[Records contained in a dataset]
— start —

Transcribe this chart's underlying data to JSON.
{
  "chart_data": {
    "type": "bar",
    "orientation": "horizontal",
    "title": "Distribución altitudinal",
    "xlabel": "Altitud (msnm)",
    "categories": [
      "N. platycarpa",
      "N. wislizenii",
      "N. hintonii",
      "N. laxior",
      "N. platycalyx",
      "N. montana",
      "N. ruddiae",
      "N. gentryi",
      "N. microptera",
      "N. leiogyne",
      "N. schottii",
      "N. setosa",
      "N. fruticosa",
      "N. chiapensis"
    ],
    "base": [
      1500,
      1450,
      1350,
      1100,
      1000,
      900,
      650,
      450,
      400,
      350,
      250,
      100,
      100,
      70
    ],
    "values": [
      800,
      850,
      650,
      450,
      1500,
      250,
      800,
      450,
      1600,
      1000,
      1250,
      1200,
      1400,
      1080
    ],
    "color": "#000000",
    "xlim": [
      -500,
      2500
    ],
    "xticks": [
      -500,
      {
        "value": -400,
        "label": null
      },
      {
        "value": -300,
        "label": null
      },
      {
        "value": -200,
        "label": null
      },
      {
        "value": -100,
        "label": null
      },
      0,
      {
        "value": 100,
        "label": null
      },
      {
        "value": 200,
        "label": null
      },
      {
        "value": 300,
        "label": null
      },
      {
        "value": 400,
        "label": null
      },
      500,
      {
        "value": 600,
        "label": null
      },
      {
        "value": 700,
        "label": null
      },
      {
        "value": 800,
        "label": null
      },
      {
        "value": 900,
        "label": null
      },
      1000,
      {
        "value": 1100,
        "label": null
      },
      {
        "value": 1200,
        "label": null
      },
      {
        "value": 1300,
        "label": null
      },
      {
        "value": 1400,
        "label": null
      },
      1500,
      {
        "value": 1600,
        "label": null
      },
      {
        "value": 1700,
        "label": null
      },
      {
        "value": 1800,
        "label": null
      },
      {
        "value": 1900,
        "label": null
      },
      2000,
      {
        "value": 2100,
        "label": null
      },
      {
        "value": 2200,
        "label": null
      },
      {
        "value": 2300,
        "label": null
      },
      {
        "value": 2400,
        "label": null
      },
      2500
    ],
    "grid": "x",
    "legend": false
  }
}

— end —

§ **STATED PROBLEM**:
Write out every line exactly as it stands.

§ **ANSWER TO THE TASK**:
Transcribe this chart's underlying data to JSON.
{
  "chart_data": {
    "type": "bar",
    "orientation": "horizontal",
    "title": "Distribución altitudinal",
    "xlabel": "Altitud (msnm)",
    "categories": [
      "N. platycarpa",
      "N. wislizenii",
      "N. hintonii",
      "N. laxior",
      "N. platycalyx",
      "N. montana",
      "N. ruddiae",
      "N. gentryi",
      "N. microptera",
      "N. leiogyne",
      "N. schottii",
      "N. setosa",
      "N. fruticosa",
      "N. chiapensis"
    ],
    "base": [
      1500,
      1450,
      1350,
      1100,
      1000,
      900,
      650,
      450,
      400,
      350,
      250,
      100,
      100,
      70
    ],
    "values": [
      800,
      850,
      650,
      450,
      1500,
      250,
      800,
      450,
      1600,
      1000,
      1250,
      1200,
      1400,
      1080
    ],
    "color": "#000000",
    "xlim": [
      -500,
      2500
    ],
    "xticks": [
      -500,
      {
        "value": -400,
        "label": null
      },
      {
        "value": -300,
        "label": null
      },
      {
        "value": -200,
        "label": null
      },
      {
        "value": -100,
        "label": null
      },
      0,
      {
        "value": 100,
        "label": null
      },
      {
        "value": 200,
        "label": null
      },
      {
        "value": 300,
        "label": null
      },
      {
        "value": 400,
        "label": null
      },
      500,
      {
        "value": 600,
        "label": null
      },
      {
        "value": 700,
        "label": null
      },
      {
        "value": 800,
        "label": null
      },
      {
        "value": 900,
        "label": null
      },
      1000,
      {
        "value": 1100,
        "label": null
      },
      {
        "value": 1200,
        "label": null
      },
      {
        "value": 1300,
        "label": null
      },
      {
        "value": 1400,
        "label": null
      },
      1500,
      {
        "value": 1600,
        "label": null
      },
      {
        "value": 1700,
        "label": null
      },
      {
        "value": 1800,
        "label": null
      },
      {
        "value": 1900,
        "label": null
      },
      2000,
      {
        "value": 2100,
        "label": null
      },
      {
        "value": 2200,
        "label": null
      },
      {
        "value": 2300,
        "label": null
      },
      {
        "value": 2400,
        "label": null
      },
      2500
    ],
    "grid": "x",
    "legend": false
  }
}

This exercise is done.